● **EXERCISE REQUIREMENTS**
Find every line in the records below that holds the word "JSON", and copy each one.
____ GIVEN INFORMATION
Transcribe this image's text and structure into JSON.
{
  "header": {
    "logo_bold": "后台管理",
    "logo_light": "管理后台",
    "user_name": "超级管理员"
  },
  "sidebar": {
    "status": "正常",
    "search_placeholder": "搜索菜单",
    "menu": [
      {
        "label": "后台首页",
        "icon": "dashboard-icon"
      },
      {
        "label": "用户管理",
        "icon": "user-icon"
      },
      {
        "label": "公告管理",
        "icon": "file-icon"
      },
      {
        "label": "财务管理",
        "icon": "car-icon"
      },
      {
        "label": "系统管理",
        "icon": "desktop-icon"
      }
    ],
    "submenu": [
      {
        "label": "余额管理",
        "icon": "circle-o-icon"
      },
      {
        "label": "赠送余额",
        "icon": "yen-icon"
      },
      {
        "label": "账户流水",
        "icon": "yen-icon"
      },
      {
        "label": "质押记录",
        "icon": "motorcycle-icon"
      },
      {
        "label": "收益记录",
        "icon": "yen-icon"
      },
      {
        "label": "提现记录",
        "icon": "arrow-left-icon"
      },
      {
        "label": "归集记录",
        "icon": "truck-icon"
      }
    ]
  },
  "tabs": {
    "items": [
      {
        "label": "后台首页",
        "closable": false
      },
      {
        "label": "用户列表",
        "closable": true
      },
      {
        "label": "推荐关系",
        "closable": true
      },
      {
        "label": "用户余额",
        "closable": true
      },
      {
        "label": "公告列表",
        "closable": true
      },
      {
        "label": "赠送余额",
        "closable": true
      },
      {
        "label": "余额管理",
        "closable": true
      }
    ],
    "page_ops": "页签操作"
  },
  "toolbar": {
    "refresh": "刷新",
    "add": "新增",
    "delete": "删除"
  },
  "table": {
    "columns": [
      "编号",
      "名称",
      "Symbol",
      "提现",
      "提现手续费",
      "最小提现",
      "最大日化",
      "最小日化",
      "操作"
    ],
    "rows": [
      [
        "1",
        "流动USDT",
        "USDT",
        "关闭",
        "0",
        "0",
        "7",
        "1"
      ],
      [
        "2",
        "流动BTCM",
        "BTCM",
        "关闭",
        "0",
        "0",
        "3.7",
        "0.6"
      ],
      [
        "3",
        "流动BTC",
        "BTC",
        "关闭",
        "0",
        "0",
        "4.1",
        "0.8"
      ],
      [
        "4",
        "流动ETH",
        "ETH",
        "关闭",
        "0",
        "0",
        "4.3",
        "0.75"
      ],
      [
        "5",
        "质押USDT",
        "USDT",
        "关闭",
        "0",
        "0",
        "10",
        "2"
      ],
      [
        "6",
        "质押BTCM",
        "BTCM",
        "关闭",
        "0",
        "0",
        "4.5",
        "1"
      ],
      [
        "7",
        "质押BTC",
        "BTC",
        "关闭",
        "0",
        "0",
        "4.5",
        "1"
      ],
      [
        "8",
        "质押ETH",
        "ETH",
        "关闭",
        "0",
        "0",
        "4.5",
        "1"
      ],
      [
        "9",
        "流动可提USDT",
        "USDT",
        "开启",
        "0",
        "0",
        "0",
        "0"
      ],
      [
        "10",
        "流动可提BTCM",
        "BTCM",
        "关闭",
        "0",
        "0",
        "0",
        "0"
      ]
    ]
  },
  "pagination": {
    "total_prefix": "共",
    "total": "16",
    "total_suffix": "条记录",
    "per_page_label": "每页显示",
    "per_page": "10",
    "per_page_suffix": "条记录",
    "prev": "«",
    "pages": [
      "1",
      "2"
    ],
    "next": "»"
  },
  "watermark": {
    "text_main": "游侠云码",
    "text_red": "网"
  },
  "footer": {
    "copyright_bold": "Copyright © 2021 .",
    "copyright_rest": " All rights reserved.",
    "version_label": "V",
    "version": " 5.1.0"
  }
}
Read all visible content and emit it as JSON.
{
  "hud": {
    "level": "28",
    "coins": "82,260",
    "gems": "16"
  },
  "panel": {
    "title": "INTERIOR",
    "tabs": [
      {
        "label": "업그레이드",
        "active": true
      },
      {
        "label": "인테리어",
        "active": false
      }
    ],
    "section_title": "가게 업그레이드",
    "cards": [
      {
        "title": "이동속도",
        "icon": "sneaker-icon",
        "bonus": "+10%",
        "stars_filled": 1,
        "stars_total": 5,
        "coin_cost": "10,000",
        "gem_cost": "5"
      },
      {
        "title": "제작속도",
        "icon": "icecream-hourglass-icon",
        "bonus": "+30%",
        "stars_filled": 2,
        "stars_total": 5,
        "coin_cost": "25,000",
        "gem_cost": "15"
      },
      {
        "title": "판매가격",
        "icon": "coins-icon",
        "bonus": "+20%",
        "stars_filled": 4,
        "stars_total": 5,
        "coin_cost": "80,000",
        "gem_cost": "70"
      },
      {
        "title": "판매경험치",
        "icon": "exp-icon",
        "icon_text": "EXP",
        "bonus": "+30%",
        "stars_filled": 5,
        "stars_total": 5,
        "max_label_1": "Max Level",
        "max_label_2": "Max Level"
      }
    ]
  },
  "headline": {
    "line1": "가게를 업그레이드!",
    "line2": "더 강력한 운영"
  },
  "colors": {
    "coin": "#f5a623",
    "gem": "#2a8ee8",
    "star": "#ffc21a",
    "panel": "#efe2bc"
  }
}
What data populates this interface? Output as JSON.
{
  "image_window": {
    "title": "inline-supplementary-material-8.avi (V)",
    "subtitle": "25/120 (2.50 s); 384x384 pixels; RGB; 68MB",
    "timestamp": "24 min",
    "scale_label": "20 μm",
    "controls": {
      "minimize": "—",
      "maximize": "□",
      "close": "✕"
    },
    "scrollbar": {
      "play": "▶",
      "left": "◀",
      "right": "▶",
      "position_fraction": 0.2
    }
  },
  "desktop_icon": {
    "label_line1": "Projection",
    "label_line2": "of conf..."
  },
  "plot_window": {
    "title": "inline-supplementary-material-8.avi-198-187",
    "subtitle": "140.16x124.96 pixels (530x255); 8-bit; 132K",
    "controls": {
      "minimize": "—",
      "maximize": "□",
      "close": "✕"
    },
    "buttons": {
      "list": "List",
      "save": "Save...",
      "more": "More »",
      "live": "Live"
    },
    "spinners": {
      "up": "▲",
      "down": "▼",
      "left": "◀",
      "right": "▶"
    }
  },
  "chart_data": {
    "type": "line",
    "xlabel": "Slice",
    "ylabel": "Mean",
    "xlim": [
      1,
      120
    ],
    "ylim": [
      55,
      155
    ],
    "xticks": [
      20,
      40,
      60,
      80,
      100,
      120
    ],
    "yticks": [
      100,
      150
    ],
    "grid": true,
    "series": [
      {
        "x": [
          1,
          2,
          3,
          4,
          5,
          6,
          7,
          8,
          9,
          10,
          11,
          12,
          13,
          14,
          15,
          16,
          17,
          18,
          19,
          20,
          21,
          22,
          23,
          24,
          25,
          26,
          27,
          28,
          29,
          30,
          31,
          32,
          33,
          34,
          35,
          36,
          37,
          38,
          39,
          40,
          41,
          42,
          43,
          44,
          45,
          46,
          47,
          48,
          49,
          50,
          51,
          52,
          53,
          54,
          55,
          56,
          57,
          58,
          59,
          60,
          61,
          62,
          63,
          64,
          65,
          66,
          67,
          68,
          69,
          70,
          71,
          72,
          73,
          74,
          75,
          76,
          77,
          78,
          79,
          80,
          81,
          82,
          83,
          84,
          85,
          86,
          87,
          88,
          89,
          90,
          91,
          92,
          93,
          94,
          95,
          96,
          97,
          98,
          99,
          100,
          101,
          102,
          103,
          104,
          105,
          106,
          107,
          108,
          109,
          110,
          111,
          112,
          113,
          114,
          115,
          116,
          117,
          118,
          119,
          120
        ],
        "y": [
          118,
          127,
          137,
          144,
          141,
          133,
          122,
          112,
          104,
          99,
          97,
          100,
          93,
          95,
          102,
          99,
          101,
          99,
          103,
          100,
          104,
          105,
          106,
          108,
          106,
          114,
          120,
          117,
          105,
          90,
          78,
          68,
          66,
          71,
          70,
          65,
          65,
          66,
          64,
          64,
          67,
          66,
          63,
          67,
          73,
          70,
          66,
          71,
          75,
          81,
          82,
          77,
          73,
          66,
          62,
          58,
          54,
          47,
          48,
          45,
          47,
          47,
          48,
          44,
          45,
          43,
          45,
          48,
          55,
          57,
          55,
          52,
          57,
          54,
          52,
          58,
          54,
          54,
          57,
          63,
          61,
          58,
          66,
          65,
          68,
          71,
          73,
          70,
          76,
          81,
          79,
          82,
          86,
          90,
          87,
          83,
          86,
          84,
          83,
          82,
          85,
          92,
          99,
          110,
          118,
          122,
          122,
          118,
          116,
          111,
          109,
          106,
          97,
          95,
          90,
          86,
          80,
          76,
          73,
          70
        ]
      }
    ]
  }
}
________
● **RESPONSE TO THIS TASK**
Transcribe this image's text and structure into JSON.
Read all visible content and emit it as JSON.
What data populates this interface? Output as JSON.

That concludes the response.